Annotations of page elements
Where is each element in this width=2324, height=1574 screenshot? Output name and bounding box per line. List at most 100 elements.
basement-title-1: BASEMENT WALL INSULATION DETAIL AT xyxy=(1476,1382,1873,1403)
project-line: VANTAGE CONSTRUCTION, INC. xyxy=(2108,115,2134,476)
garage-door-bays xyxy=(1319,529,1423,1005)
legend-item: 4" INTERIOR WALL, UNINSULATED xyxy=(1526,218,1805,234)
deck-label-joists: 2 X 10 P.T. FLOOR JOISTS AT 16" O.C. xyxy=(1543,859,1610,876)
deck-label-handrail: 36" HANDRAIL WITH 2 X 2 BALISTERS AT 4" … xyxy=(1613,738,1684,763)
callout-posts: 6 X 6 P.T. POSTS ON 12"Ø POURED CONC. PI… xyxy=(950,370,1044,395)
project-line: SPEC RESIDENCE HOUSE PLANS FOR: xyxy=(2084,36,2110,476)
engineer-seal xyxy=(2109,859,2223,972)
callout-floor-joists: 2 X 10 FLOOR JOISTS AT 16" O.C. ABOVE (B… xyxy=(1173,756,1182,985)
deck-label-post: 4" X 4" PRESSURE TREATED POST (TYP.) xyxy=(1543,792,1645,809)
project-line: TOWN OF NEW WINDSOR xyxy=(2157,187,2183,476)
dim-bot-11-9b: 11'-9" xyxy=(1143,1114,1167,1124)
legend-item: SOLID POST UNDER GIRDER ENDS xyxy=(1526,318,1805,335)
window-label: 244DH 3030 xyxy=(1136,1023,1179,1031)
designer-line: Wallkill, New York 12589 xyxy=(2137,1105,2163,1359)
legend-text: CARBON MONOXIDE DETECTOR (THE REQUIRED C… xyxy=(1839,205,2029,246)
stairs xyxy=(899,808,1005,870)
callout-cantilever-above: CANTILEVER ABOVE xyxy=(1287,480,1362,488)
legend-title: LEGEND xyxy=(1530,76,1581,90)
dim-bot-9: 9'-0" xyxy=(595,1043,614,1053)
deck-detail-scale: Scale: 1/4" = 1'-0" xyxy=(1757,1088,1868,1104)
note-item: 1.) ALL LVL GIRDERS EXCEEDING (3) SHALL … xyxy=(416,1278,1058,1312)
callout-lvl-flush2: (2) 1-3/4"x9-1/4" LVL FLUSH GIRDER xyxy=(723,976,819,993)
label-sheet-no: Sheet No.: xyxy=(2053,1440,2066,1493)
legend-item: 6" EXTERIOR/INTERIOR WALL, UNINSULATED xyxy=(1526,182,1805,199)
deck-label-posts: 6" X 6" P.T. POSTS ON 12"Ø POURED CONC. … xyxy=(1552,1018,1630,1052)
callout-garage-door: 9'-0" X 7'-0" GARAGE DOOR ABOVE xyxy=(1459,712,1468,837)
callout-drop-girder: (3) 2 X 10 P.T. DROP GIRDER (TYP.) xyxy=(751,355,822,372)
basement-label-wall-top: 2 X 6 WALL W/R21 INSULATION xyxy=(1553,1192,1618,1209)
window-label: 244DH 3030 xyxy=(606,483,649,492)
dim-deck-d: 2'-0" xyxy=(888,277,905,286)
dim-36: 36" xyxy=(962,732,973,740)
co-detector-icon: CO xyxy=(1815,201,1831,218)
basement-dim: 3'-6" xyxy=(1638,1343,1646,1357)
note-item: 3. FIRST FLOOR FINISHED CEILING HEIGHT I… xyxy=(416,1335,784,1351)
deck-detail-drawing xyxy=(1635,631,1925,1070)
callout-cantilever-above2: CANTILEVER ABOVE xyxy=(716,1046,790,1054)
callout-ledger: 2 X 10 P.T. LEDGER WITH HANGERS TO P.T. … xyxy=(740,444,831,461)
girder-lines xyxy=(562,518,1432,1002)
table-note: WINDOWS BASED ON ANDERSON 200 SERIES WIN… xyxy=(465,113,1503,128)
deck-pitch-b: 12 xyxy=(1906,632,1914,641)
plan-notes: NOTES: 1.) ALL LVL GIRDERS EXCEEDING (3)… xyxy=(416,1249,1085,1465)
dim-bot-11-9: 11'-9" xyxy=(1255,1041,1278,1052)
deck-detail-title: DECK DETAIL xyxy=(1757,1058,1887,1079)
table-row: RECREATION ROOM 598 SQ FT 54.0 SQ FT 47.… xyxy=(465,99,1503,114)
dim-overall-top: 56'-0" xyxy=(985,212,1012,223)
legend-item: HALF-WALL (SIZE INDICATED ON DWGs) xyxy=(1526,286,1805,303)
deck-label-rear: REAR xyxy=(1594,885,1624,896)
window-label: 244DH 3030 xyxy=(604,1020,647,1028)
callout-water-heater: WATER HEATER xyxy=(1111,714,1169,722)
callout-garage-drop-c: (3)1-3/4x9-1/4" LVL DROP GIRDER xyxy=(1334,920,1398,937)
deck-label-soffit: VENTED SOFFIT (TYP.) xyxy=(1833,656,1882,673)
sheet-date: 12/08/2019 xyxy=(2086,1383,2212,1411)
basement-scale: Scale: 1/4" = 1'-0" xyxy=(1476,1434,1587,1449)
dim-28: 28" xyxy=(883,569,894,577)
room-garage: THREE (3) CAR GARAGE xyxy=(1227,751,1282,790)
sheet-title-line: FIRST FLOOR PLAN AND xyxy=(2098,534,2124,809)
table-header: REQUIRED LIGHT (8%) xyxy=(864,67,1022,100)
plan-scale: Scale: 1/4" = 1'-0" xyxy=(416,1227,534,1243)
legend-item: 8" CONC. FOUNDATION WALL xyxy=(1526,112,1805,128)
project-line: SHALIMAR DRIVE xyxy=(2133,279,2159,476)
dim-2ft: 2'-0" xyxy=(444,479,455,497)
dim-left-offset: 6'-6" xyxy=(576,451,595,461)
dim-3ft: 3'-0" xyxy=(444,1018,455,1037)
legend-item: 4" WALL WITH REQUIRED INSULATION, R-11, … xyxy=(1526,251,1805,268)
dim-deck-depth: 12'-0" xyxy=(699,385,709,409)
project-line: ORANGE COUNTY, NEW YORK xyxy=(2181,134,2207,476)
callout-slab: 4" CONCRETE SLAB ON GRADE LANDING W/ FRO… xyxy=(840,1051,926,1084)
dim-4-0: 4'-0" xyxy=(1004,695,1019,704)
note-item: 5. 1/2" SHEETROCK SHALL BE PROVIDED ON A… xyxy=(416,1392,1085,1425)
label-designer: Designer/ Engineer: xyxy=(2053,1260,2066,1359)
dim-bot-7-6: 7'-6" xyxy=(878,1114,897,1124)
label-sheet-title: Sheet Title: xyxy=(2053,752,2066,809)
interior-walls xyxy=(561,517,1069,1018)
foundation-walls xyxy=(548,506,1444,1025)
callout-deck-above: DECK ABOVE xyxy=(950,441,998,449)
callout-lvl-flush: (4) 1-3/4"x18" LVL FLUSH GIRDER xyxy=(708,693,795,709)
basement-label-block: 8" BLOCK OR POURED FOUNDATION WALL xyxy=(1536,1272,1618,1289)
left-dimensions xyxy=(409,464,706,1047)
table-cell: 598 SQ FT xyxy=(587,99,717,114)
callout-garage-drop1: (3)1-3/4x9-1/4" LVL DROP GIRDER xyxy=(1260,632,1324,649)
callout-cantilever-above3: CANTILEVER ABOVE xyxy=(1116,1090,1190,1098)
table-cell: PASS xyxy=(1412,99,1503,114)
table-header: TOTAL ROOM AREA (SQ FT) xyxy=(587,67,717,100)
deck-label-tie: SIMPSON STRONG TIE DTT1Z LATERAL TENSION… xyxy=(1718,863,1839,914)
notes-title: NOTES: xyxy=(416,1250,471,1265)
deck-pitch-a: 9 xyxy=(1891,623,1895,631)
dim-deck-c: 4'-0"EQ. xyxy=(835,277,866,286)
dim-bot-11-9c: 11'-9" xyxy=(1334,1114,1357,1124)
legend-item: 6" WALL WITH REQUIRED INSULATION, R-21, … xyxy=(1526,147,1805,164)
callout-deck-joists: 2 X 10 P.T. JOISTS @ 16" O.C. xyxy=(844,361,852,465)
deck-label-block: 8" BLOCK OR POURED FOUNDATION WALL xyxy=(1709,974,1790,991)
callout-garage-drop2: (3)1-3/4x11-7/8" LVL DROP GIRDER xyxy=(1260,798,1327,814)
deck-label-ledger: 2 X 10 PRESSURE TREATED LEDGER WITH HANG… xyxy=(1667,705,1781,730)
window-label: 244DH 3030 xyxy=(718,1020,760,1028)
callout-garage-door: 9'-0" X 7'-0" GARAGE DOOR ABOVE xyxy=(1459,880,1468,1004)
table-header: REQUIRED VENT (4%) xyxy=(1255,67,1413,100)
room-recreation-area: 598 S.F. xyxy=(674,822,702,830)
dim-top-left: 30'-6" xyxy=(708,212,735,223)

* _Task instructions_
Reproduce the entries word for word, beginning with the first line and continuing through the line that contains "deck-label-joists: 2 X".

* _Reply_
Where is each element in this width=2324, height=1574 screenshot? Output name and bounding box per line. List at most 100 elements.
basement-title-1: BASEMENT WALL INSULATION DETAIL AT xyxy=(1476,1382,1873,1403)
project-line: VANTAGE CONSTRUCTION, INC. xyxy=(2108,115,2134,476)
garage-door-bays xyxy=(1319,529,1423,1005)
legend-item: 4" INTERIOR WALL, UNINSULATED xyxy=(1526,218,1805,234)
deck-label-joists: 2 X 10 P.T. FLOOR JOISTS AT 16" O.C. xyxy=(1543,859,1610,876)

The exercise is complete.